#### DATA SHOWN ####

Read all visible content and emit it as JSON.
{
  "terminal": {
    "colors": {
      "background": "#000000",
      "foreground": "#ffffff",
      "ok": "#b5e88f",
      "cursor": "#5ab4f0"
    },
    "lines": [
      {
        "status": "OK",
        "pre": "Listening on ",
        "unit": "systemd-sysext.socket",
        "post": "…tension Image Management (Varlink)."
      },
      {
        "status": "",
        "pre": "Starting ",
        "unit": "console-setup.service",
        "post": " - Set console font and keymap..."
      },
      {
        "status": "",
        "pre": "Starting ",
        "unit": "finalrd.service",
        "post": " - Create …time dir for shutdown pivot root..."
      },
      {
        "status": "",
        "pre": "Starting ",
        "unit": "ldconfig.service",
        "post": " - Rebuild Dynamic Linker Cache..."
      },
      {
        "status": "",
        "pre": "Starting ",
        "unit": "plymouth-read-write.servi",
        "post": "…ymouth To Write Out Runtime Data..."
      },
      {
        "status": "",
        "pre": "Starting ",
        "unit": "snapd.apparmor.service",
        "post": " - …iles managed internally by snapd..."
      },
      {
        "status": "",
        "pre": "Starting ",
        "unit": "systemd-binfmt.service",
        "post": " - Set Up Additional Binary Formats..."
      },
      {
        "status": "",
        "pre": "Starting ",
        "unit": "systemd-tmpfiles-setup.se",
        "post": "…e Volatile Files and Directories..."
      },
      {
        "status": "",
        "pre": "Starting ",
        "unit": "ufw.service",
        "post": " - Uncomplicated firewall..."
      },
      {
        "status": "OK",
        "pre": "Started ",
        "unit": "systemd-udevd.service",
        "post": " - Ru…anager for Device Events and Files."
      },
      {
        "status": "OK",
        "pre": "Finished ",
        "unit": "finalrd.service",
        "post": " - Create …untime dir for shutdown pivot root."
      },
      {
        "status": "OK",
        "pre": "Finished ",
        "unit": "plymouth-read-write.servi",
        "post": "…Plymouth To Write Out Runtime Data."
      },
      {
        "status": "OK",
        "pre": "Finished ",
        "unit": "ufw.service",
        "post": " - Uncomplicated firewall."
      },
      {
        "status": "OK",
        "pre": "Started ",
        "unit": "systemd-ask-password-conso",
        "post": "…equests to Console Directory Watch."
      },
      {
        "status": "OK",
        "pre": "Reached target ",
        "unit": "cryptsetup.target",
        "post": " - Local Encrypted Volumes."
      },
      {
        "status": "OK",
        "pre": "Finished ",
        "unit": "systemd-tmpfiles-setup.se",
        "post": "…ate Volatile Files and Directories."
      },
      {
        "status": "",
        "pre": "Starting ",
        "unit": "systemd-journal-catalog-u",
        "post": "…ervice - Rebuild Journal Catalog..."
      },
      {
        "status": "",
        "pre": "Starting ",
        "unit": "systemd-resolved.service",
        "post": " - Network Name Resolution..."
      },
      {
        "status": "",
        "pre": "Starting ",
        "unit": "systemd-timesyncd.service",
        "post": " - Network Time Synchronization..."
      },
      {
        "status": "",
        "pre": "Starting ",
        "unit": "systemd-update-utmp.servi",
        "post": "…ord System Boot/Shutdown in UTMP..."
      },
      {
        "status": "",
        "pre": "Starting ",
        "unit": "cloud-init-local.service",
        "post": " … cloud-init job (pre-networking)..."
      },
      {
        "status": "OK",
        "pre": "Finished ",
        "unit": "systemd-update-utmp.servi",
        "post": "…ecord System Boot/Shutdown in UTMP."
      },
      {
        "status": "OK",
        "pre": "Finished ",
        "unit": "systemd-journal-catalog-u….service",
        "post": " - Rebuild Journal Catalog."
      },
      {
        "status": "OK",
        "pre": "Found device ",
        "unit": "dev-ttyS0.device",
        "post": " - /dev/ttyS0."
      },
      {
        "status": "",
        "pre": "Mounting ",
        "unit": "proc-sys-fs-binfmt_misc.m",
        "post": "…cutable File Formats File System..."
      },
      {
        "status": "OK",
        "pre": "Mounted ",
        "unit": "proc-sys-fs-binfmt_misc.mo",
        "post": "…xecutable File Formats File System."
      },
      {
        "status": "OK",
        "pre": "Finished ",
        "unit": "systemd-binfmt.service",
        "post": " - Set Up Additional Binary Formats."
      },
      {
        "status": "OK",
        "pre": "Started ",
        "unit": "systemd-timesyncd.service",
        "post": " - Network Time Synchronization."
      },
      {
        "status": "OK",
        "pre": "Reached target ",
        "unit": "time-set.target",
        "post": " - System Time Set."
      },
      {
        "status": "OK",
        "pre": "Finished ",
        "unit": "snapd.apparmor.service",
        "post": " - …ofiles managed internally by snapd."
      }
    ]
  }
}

####

> [WORK TO BE COMPLETED] Extract each record, keeping it identical to the original.

> [TASK ANSWER]
Read all visible content and emit it as JSON.
{
  "terminal": {
    "colors": {
      "background": "#000000",
      "foreground": "#ffffff",
      "ok": "#b5e88f",
      "cursor": "#5ab4f0"
    },
    "lines": [
      {
        "status": "OK",
        "pre": "Listening on ",
        "unit": "systemd-sysext.socket",
        "post": "…tension Image Management (Varlink)."
      },
      {
        "status": "",
        "pre": "Starting ",
        "unit": "console-setup.service",
        "post": " - Set console font and keymap..."
      },
      {
        "status": "",
        "pre": "Starting ",
        "unit": "finalrd.service",
        "post": " - Create …time dir for shutdown pivot root..."
      },
      {
        "status": "",
        "pre": "Starting ",
        "unit": "ldconfig.service",
        "post": " - Rebuild Dynamic Linker Cache..."
      },
      {
        "status": "",
        "pre": "Starting ",
        "unit": "plymouth-read-write.servi",
        "post": "…ymouth To Write Out Runtime Data..."
      },
      {
        "status": "",
        "pre": "Starting ",
        "unit": "snapd.apparmor.service",
        "post": " - …iles managed internally by snapd..."
      },
      {
        "status": "",
        "pre": "Starting ",
        "unit": "systemd-binfmt.service",
        "post": " - Set Up Additional Binary Formats..."
      },
      {
        "status": "",
        "pre": "Starting ",
        "unit": "systemd-tmpfiles-setup.se",
        "post": "…e Volatile Files and Directories..."
      },
      {
        "status": "",
        "pre": "Starting ",
        "unit": "ufw.service",
        "post": " - Uncomplicated firewall..."
      },
      {
        "status": "OK",
        "pre": "Started ",
        "unit": "systemd-udevd.service",
        "post": " - Ru…anager for Device Events and Files."
      },
      {
        "status": "OK",
        "pre": "Finished ",
        "unit": "finalrd.service",
        "post": " - Create …untime dir for shutdown pivot root."
      },
      {
        "status": "OK",
        "pre": "Finished ",
        "unit": "plymouth-read-write.servi",
        "post": "…Plymouth To Write Out Runtime Data."
      },
      {
        "status": "OK",
        "pre": "Finished ",
        "unit": "ufw.service",
        "post": " - Uncomplicated firewall."
      },
      {
        "status": "OK",
        "pre": "Started ",
        "unit": "systemd-ask-password-conso",
        "post": "…equests to Console Directory Watch."
      },
      {
        "status": "OK",
        "pre": "Reached target ",
        "unit": "cryptsetup.target",
        "post": " - Local Encrypted Volumes."
      },
      {
        "status": "OK",
        "pre": "Finished ",
        "unit": "systemd-tmpfiles-setup.se",
        "post": "…ate Volatile Files and Directories."
      },
      {
        "status": "",
        "pre": "Starting ",
        "unit": "systemd-journal-catalog-u",
        "post": "…ervice - Rebuild Journal Catalog..."
      },
      {
        "status": "",
        "pre": "Starting ",
        "unit": "systemd-resolved.service",
        "post": " - Network Name Resolution..."
      },
      {
        "status": "",
        "pre": "Starting ",
        "unit": "systemd-timesyncd.service",
        "post": " - Network Time Synchronization..."
      },
      {
        "status": "",
        "pre": "Starting ",
        "unit": "systemd-update-utmp.servi",
        "post": "…ord System Boot/Shutdown in UTMP..."
      },
      {
        "status": "",
        "pre": "Starting ",
        "unit": "cloud-init-local.service",
        "post": " … cloud-init job (pre-networking)..."
      },
      {
        "status": "OK",
        "pre": "Finished ",
        "unit": "systemd-update-utmp.servi",
        "post": "…ecord System Boot/Shutdown in UTMP."
      },
      {
        "status": "OK",
        "pre": "Finished ",
        "unit": "systemd-journal-catalog-u….service",
        "post": " - Rebuild Journal Catalog."
      },
      {
        "status": "OK",
        "pre": "Found device ",
        "unit": "dev-ttyS0.device",
        "post": " - /dev/ttyS0."
      },
      {
        "status": "",
        "pre": "Mounting ",
        "unit": "proc-sys-fs-binfmt_misc.m",
        "post": "…cutable File Formats File System..."
      },
      {
        "status": "OK",
        "pre": "Mounted ",
        "unit": "proc-sys-fs-binfmt_misc.mo",
        "post": "…xecutable File Formats File System."
      },
      {
        "status": "OK",
        "pre": "Finished ",
        "unit": "systemd-binfmt.service",
        "post": " - Set Up Additional Binary Formats."
      },
      {
        "status": "OK",
        "pre": "Started ",
        "unit": "systemd-timesyncd.service",
        "post": " - Network Time Synchronization."
      },
      {
        "status": "OK",
        "pre": "Reached target ",
        "unit": "time-set.target",
        "post": " - System Time Set."
      },
      {
        "status": "OK",
        "pre": "Finished ",
        "unit": "snapd.apparmor.service",
        "post": " - …ofiles managed internally by snapd."
      }
    ]
  }
}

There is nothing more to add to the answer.